─── Provided information ───

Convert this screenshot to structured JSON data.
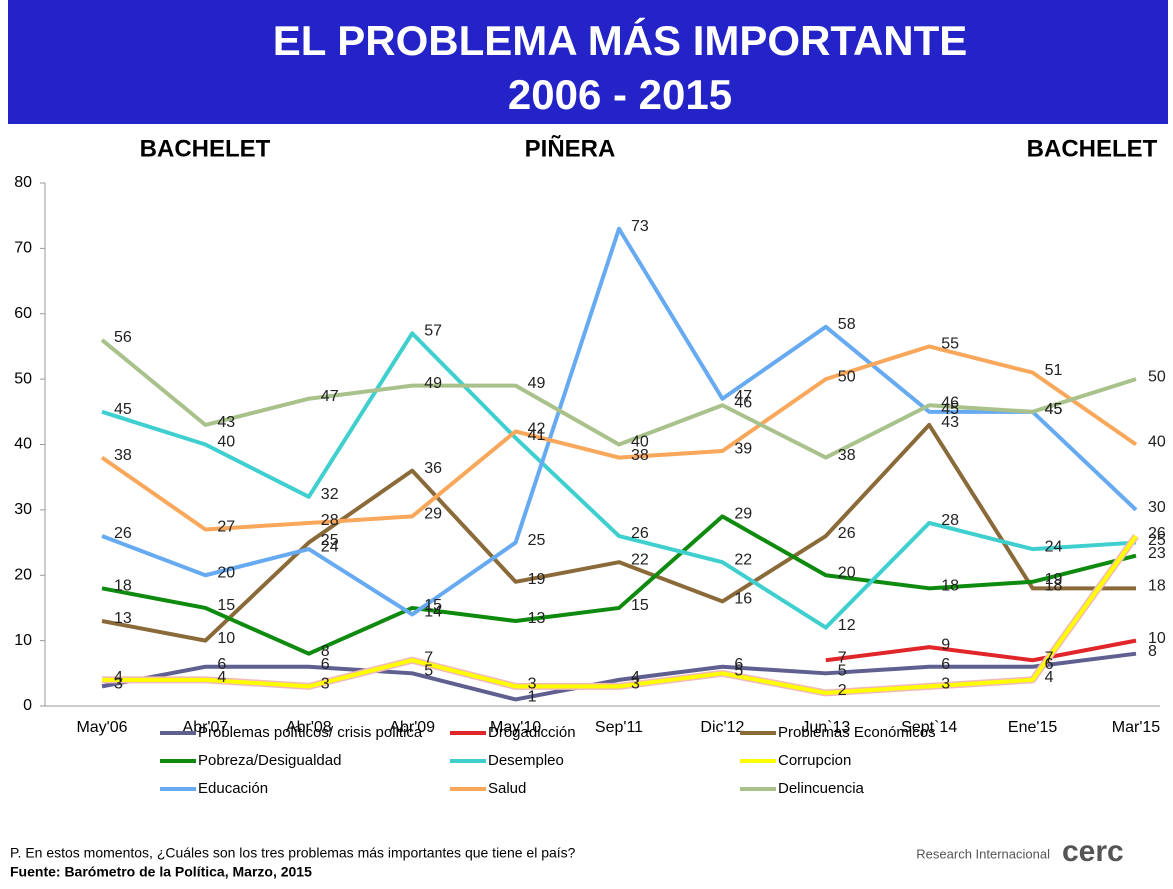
{
  "chart_data": {
    "type": "line",
    "title": "EL PROBLEMA MÁS IMPORTANTE",
    "subtitle": "2006 - 2015",
    "annotations": [
      "BACHELET",
      "PIÑERA",
      "BACHELET"
    ],
    "categories": [
      "May'06",
      "Abr'07",
      "Abr'08",
      "Abr'09",
      "May'10",
      "Sep'11",
      "Dic'12",
      "Jun`13",
      "Sept`14",
      "Ene'15",
      "Mar'15"
    ],
    "ylim": [
      0,
      80
    ],
    "yticks": [
      0,
      10,
      20,
      30,
      40,
      50,
      60,
      70,
      80
    ],
    "grid": false,
    "series": [
      {
        "name": "Problemas políticos/ crisis politica",
        "color": "#5f5f90",
        "values": [
          3,
          6,
          6,
          5,
          1,
          4,
          6,
          5,
          6,
          6,
          8
        ]
      },
      {
        "name": "Drogadicción",
        "color": "#e0262b",
        "values": [
          null,
          null,
          null,
          null,
          null,
          null,
          null,
          7,
          9,
          7,
          10
        ]
      },
      {
        "name": "Problemas Económicos",
        "color": "#8b6a3a",
        "values": [
          13,
          10,
          25,
          36,
          19,
          22,
          16,
          26,
          43,
          18,
          18
        ]
      },
      {
        "name": "Pobreza/Desigualdad",
        "color": "#0e8a0e",
        "values": [
          18,
          15,
          8,
          15,
          13,
          15,
          29,
          20,
          18,
          19,
          23
        ]
      },
      {
        "name": "Desempleo",
        "color": "#3fcfcf",
        "values": [
          45,
          40,
          32,
          57,
          41,
          26,
          22,
          12,
          28,
          24,
          25
        ]
      },
      {
        "name": "Corrupcion",
        "color": "#ffff00",
        "values": [
          4,
          4,
          3,
          7,
          3,
          3,
          5,
          2,
          3,
          4,
          26
        ]
      },
      {
        "name": "Educación",
        "color": "#66aaf2",
        "values": [
          26,
          20,
          24,
          14,
          25,
          73,
          47,
          58,
          45,
          45,
          30
        ]
      },
      {
        "name": "Salud",
        "color": "#f9a75b",
        "values": [
          38,
          27,
          28,
          29,
          42,
          38,
          39,
          50,
          55,
          51,
          40
        ]
      },
      {
        "name": "Delincuencia",
        "color": "#a9c18a",
        "values": [
          56,
          43,
          47,
          49,
          49,
          40,
          46,
          38,
          46,
          45,
          50
        ]
      }
    ]
  },
  "footer": {
    "question": "P. En estos momentos, ¿Cuáles son los tres problemas más importantes que tiene el país?",
    "source": "Fuente:  Barómetro de la Política,  Marzo, 2015",
    "logo_text": "Research Internacional",
    "logo": "cerc"
  }
}
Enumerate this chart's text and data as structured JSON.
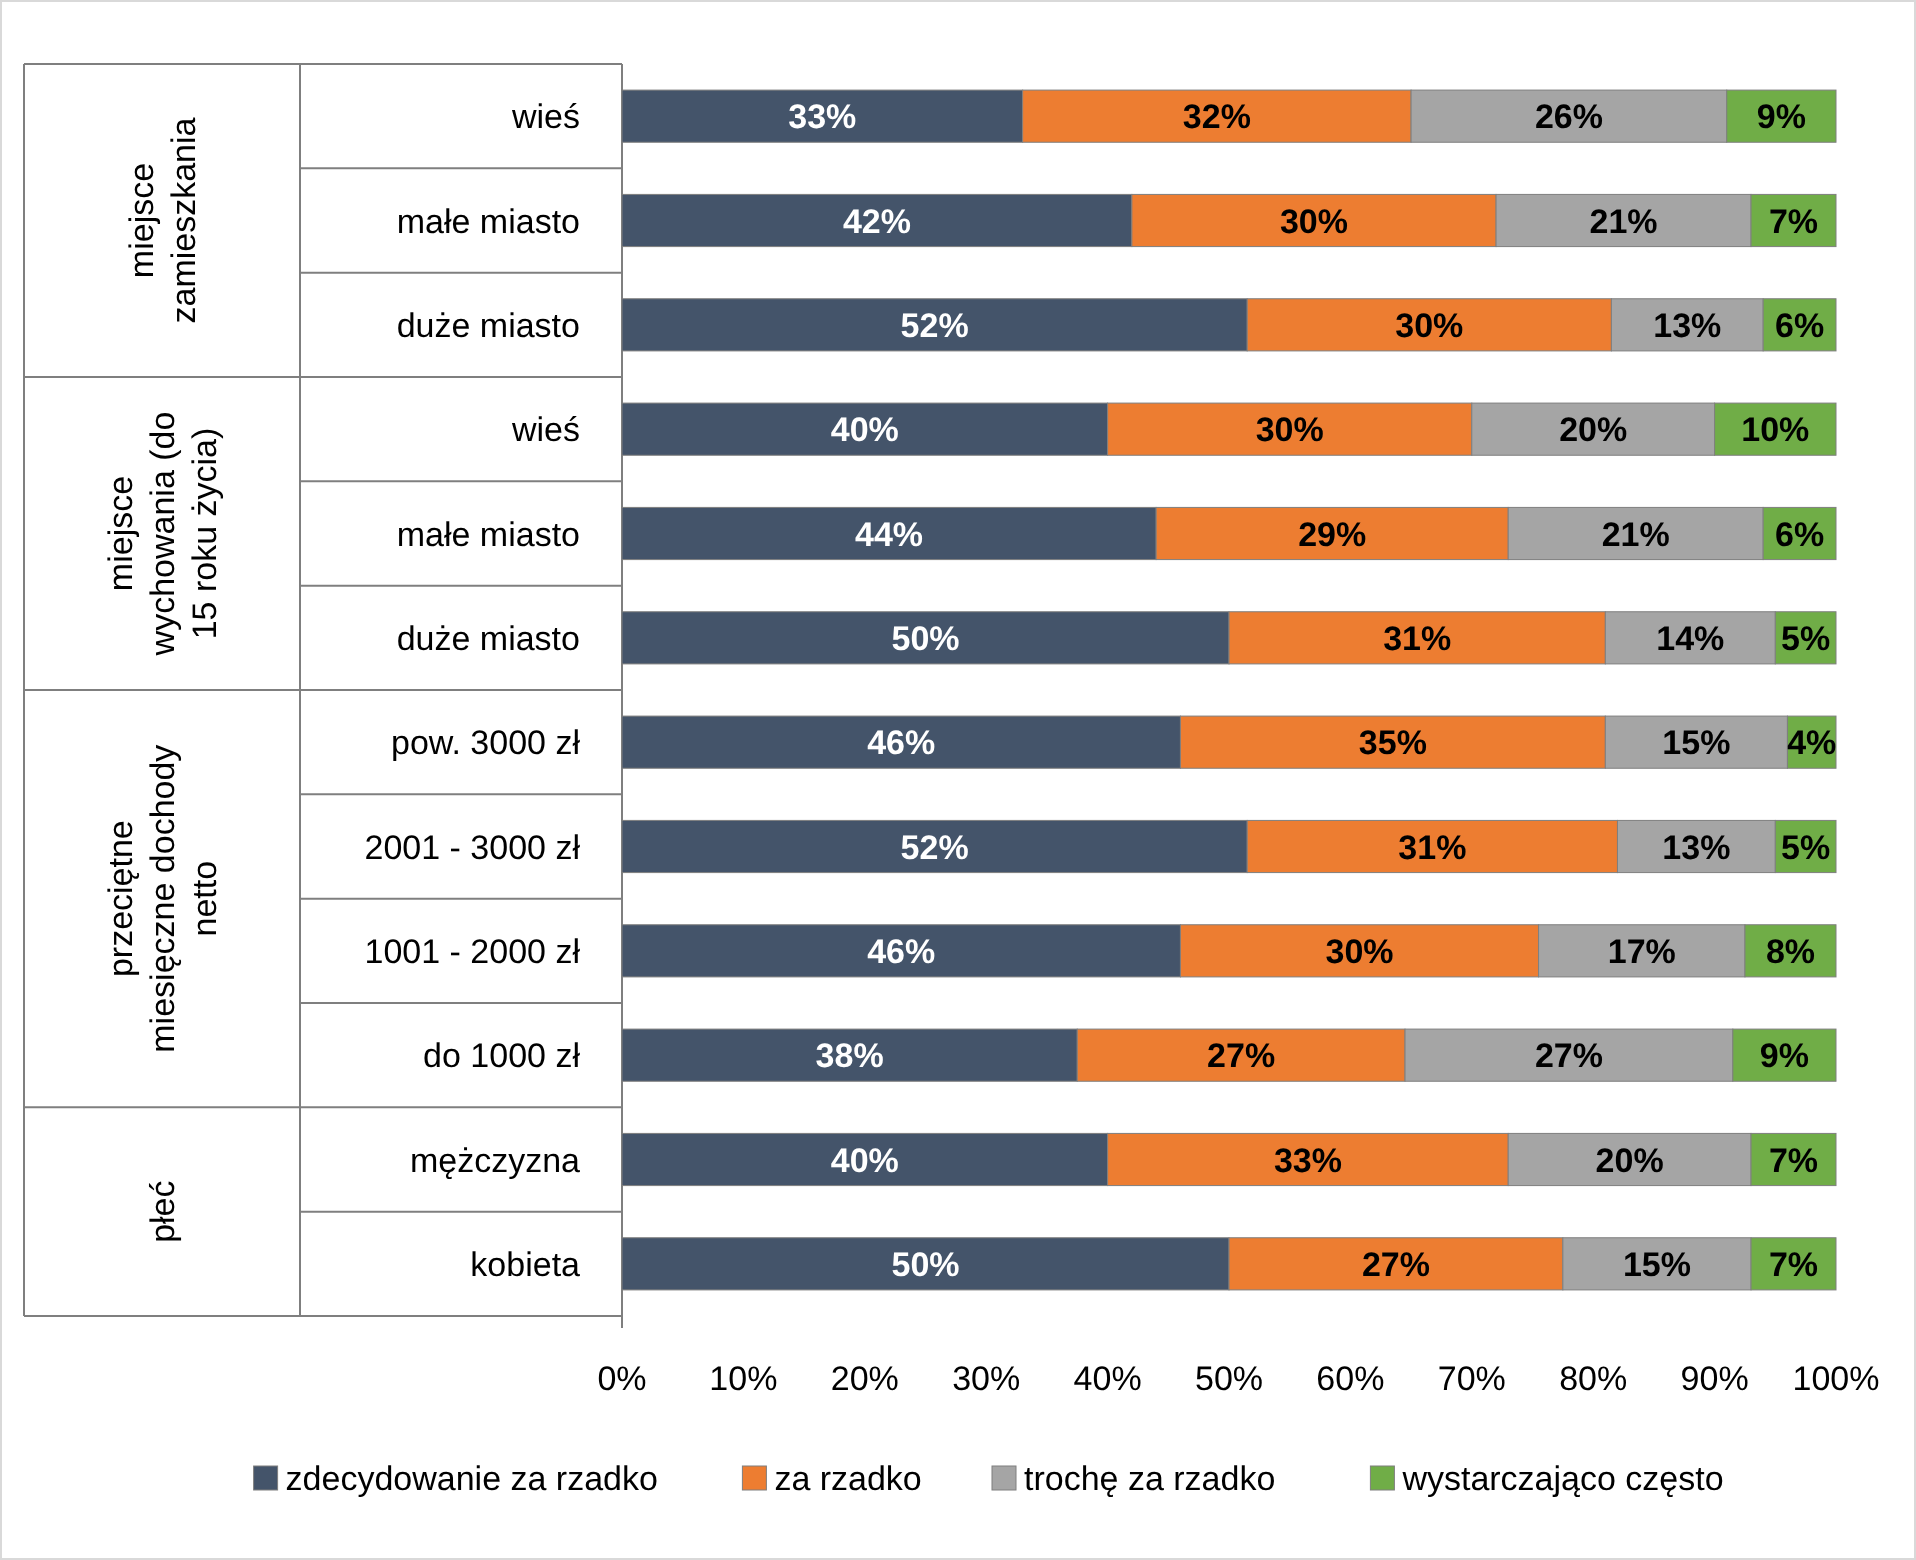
{
  "chart_data": {
    "type": "bar",
    "orientation": "horizontal",
    "stacked": true,
    "legend": "bottom",
    "grid": false,
    "categories": [
      "wieś",
      "małe miasto",
      "duże miasto",
      "wieś",
      "małe miasto",
      "duże miasto",
      "pow. 3000 zł",
      "2001 - 3000 zł",
      "1001 - 2000 zł",
      "do 1000 zł",
      "mężczyzna",
      "kobieta"
    ],
    "series": [
      {
        "name": "zdecydowanie za rzadko",
        "color": "#44546a",
        "values": [
          33,
          42,
          51.5,
          40,
          44,
          50,
          46,
          51.5,
          46,
          37.5,
          40,
          50
        ],
        "value_labels": [
          "33%",
          "42%",
          "52%",
          "40%",
          "44%",
          "50%",
          "46%",
          "52%",
          "46%",
          "38%",
          "40%",
          "50%"
        ]
      },
      {
        "name": "za rzadko",
        "color": "#ed7d31",
        "values": [
          32,
          30,
          30,
          30,
          29,
          31,
          35,
          30.5,
          29.5,
          27,
          33,
          27.5
        ],
        "value_labels": [
          "32%",
          "30%",
          "30%",
          "30%",
          "29%",
          "31%",
          "35%",
          "31%",
          "30%",
          "27%",
          "33%",
          "27%"
        ]
      },
      {
        "name": "trochę za rzadko",
        "color": "#a5a5a5",
        "values": [
          26,
          21,
          12.5,
          20,
          21,
          14,
          15,
          13,
          17,
          27,
          20,
          15.5
        ],
        "value_labels": [
          "26%",
          "21%",
          "13%",
          "20%",
          "21%",
          "14%",
          "15%",
          "13%",
          "17%",
          "27%",
          "20%",
          "15%"
        ]
      },
      {
        "name": "wystarczająco często",
        "color": "#70ad47",
        "values": [
          9,
          7,
          6,
          10,
          6,
          5,
          4,
          5,
          7.5,
          8.5,
          7,
          7
        ],
        "value_labels": [
          "9%",
          "7%",
          "6%",
          "10%",
          "6%",
          "5%",
          "4%",
          "5%",
          "8%",
          "9%",
          "7%",
          "7%"
        ]
      }
    ],
    "xlim": [
      0,
      100
    ],
    "xticks": [
      {
        "value": 0,
        "label": "0%"
      },
      {
        "value": 10,
        "label": "10%"
      },
      {
        "value": 20,
        "label": "20%"
      },
      {
        "value": 30,
        "label": "30%"
      },
      {
        "value": 40,
        "label": "40%"
      },
      {
        "value": 50,
        "label": "50%"
      },
      {
        "value": 60,
        "label": "60%"
      },
      {
        "value": 70,
        "label": "70%"
      },
      {
        "value": 80,
        "label": "80%"
      },
      {
        "value": 90,
        "label": "90%"
      },
      {
        "value": 100,
        "label": "100%"
      }
    ],
    "annotations": [
      "miejsce zamieszkania",
      "miejsce wychowania (do 15 roku życia)",
      "przeciętne miesięczne dochody netto",
      "płeć"
    ]
  }
}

───

## [Brief]
Reproduce each line holding the word "structured".

## [Answer to this problem]
Convert this screenshot to structured JSON data.
Enumerate this chart's text and data as structured JSON.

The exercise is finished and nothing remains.